▸ Written request
Each record below is to be reproduced without any change.

+---+

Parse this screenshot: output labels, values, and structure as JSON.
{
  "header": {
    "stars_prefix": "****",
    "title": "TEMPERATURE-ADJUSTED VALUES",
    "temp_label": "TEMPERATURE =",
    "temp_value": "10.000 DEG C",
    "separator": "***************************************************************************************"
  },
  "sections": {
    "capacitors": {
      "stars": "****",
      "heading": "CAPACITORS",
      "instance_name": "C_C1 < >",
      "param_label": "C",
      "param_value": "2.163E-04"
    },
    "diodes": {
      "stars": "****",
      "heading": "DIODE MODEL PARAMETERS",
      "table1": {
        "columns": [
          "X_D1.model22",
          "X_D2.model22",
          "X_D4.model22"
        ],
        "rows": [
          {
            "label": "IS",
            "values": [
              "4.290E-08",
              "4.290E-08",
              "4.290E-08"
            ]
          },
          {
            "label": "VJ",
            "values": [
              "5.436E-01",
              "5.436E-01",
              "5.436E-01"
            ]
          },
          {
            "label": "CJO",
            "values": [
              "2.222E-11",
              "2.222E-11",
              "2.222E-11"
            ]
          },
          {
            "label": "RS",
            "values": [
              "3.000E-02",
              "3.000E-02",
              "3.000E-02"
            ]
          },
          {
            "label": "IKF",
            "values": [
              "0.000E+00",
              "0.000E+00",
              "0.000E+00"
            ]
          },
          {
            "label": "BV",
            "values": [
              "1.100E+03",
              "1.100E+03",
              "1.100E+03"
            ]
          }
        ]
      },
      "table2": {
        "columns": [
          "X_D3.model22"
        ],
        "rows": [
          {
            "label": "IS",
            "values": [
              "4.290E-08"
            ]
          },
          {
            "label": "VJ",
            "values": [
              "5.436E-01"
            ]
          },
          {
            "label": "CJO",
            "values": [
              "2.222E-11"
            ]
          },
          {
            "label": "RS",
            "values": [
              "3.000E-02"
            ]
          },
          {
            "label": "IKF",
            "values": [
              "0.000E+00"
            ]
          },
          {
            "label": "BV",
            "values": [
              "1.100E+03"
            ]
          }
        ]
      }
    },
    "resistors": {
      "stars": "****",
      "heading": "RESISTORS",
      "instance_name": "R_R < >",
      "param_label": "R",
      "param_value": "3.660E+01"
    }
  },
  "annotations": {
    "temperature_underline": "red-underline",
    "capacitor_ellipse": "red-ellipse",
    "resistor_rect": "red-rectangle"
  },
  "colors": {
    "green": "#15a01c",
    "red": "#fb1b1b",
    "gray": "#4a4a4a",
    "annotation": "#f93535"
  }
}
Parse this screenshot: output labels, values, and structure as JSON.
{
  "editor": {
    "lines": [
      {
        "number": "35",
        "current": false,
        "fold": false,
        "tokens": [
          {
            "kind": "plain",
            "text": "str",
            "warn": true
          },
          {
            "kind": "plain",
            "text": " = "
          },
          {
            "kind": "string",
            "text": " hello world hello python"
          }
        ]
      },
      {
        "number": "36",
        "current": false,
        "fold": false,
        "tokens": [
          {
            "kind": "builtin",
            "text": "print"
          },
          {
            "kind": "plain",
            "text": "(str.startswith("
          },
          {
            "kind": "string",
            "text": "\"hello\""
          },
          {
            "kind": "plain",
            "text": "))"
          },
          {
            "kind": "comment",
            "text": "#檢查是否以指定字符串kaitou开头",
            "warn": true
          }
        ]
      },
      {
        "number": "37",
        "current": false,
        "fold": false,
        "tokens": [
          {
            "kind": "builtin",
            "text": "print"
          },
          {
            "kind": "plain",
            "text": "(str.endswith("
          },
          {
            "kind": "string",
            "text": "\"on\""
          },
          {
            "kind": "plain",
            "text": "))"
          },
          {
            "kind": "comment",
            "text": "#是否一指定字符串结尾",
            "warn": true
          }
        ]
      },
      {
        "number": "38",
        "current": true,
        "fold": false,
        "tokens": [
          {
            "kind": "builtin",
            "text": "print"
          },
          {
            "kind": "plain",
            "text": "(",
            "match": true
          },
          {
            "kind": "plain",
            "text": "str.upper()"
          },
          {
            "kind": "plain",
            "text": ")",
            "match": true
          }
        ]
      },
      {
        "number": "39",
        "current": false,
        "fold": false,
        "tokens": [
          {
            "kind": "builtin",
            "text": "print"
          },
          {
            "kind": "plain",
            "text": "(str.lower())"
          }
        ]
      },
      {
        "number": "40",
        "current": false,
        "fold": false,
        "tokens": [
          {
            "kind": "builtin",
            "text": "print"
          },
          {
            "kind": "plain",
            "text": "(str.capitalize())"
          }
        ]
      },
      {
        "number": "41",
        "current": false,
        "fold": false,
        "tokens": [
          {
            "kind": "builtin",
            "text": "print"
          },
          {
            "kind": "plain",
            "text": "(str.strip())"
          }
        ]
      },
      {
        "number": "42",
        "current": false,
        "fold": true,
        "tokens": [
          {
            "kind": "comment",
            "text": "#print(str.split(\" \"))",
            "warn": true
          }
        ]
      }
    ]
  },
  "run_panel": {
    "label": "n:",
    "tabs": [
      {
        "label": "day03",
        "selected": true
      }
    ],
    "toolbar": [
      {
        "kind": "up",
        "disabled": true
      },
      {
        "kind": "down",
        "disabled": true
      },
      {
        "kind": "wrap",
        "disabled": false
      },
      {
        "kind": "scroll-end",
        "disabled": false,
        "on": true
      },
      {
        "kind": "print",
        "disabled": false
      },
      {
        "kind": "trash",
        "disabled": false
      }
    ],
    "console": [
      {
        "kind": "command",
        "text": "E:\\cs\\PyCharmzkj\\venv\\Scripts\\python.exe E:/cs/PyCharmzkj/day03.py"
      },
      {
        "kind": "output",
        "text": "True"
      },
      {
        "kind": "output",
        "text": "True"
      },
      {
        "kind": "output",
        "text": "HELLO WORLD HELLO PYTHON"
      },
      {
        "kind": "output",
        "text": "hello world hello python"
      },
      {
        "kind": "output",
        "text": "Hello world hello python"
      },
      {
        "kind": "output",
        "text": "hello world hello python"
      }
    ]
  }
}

+---+

▸ Worked solution
Parse this screenshot: output labels, values, and structure as JSON.
{
  "header": {
    "stars_prefix": "****",
    "title": "TEMPERATURE-ADJUSTED VALUES",
    "temp_label": "TEMPERATURE =",
    "temp_value": "10.000 DEG C",
    "separator": "***************************************************************************************"
  },
  "sections": {
    "capacitors": {
      "stars": "****",
      "heading": "CAPACITORS",
      "instance_name": "C_C1 < >",
      "param_label": "C",
      "param_value": "2.163E-04"
    },
    "diodes": {
      "stars": "****",
      "heading": "DIODE MODEL PARAMETERS",
      "table1": {
        "columns": [
          "X_D1.model22",
          "X_D2.model22",
          "X_D4.model22"
        ],
        "rows": [
          {
            "label": "IS",
            "values": [
              "4.290E-08",
              "4.290E-08",
              "4.290E-08"
            ]
          },
          {
            "label": "VJ",
            "values": [
              "5.436E-01",
              "5.436E-01",
              "5.436E-01"
            ]
          },
          {
            "label": "CJO",
            "values": [
              "2.222E-11",
              "2.222E-11",
              "2.222E-11"
            ]
          },
          {
            "label": "RS",
            "values": [
              "3.000E-02",
              "3.000E-02",
              "3.000E-02"
            ]
          },
          {
            "label": "IKF",
            "values": [
              "0.000E+00",
              "0.000E+00",
              "0.000E+00"
            ]
          },
          {
            "label": "BV",
            "values": [
              "1.100E+03",
              "1.100E+03",
              "1.100E+03"
            ]
          }
        ]
      },
      "table2": {
        "columns": [
          "X_D3.model22"
        ],
        "rows": [
          {
            "label": "IS",
            "values": [
              "4.290E-08"
            ]
          },
          {
            "label": "VJ",
            "values": [
              "5.436E-01"
            ]
          },
          {
            "label": "CJO",
            "values": [
              "2.222E-11"
            ]
          },
          {
            "label": "RS",
            "values": [
              "3.000E-02"
            ]
          },
          {
            "label": "IKF",
            "values": [
              "0.000E+00"
            ]
          },
          {
            "label": "BV",
            "values": [
              "1.100E+03"
            ]
          }
        ]
      }
    },
    "resistors": {
      "stars": "****",
      "heading": "RESISTORS",
      "instance_name": "R_R < >",
      "param_label": "R",
      "param_value": "3.660E+01"
    }
  },
  "annotations": {
    "temperature_underline": "red-underline",
    "capacitor_ellipse": "red-ellipse",
    "resistor_rect": "red-rectangle"
  },
  "colors": {
    "green": "#15a01c",
    "red": "#fb1b1b",
    "gray": "#4a4a4a",
    "annotation": "#f93535"
  }
}
Parse this screenshot: output labels, values, and structure as JSON.
{
  "editor": {
    "lines": [
      {
        "number": "35",
        "current": false,
        "fold": false,
        "tokens": [
          {
            "kind": "plain",
            "text": "str",
            "warn": true
          },
          {
            "kind": "plain",
            "text": " = "
          },
          {
            "kind": "string",
            "text": " hello world hello python"
          }
        ]
      },
      {
        "number": "36",
        "current": false,
        "fold": false,
        "tokens": [
          {
            "kind": "builtin",
            "text": "print"
          },
          {
            "kind": "plain",
            "text": "(str.startswith("
          },
          {
            "kind": "string",
            "text": "\"hello\""
          },
          {
            "kind": "plain",
            "text": "))"
          },
          {
            "kind": "comment",
            "text": "#檢查是否以指定字符串kaitou开头",
            "warn": true
          }
        ]
      },
      {
        "number": "37",
        "current": false,
        "fold": false,
        "tokens": [
          {
            "kind": "builtin",
            "text": "print"
          },
          {
            "kind": "plain",
            "text": "(str.endswith("
          },
          {
            "kind": "string",
            "text": "\"on\""
          },
          {
            "kind": "plain",
            "text": "))"
          },
          {
            "kind": "comment",
            "text": "#是否一指定字符串结尾",
            "warn": true
          }
        ]
      },
      {
        "number": "38",
        "current": true,
        "fold": false,
        "tokens": [
          {
            "kind": "builtin",
            "text": "print"
          },
          {
            "kind": "plain",
            "text": "(",
            "match": true
          },
          {
            "kind": "plain",
            "text": "str.upper()"
          },
          {
            "kind": "plain",
            "text": ")",
            "match": true
          }
        ]
      },
      {
        "number": "39",
        "current": false,
        "fold": false,
        "tokens": [
          {
            "kind": "builtin",
            "text": "print"
          },
          {
            "kind": "plain",
            "text": "(str.lower())"
          }
        ]
      },
      {
        "number": "40",
        "current": false,
        "fold": false,
        "tokens": [
          {
            "kind": "builtin",
            "text": "print"
          },
          {
            "kind": "plain",
            "text": "(str.capitalize())"
          }
        ]
      },
      {
        "number": "41",
        "current": false,
        "fold": false,
        "tokens": [
          {
            "kind": "builtin",
            "text": "print"
          },
          {
            "kind": "plain",
            "text": "(str.strip())"
          }
        ]
      },
      {
        "number": "42",
        "current": false,
        "fold": true,
        "tokens": [
          {
            "kind": "comment",
            "text": "#print(str.split(\" \"))",
            "warn": true
          }
        ]
      }
    ]
  },
  "run_panel": {
    "label": "n:",
    "tabs": [
      {
        "label": "day03",
        "selected": true
      }
    ],
    "toolbar": [
      {
        "kind": "up",
        "disabled": true
      },
      {
        "kind": "down",
        "disabled": true
      },
      {
        "kind": "wrap",
        "disabled": false
      },
      {
        "kind": "scroll-end",
        "disabled": false,
        "on": true
      },
      {
        "kind": "print",
        "disabled": false
      },
      {
        "kind": "trash",
        "disabled": false
      }
    ],
    "console": [
      {
        "kind": "command",
        "text": "E:\\cs\\PyCharmzkj\\venv\\Scripts\\python.exe E:/cs/PyCharmzkj/day03.py"
      },
      {
        "kind": "output",
        "text": "True"
      },
      {
        "kind": "output",
        "text": "True"
      },
      {
        "kind": "output",
        "text": "HELLO WORLD HELLO PYTHON"
      },
      {
        "kind": "output",
        "text": "hello world hello python"
      },
      {
        "kind": "output",
        "text": "Hello world hello python"
      },
      {
        "kind": "output",
        "text": "hello world hello python"
      }
    ]
  }
}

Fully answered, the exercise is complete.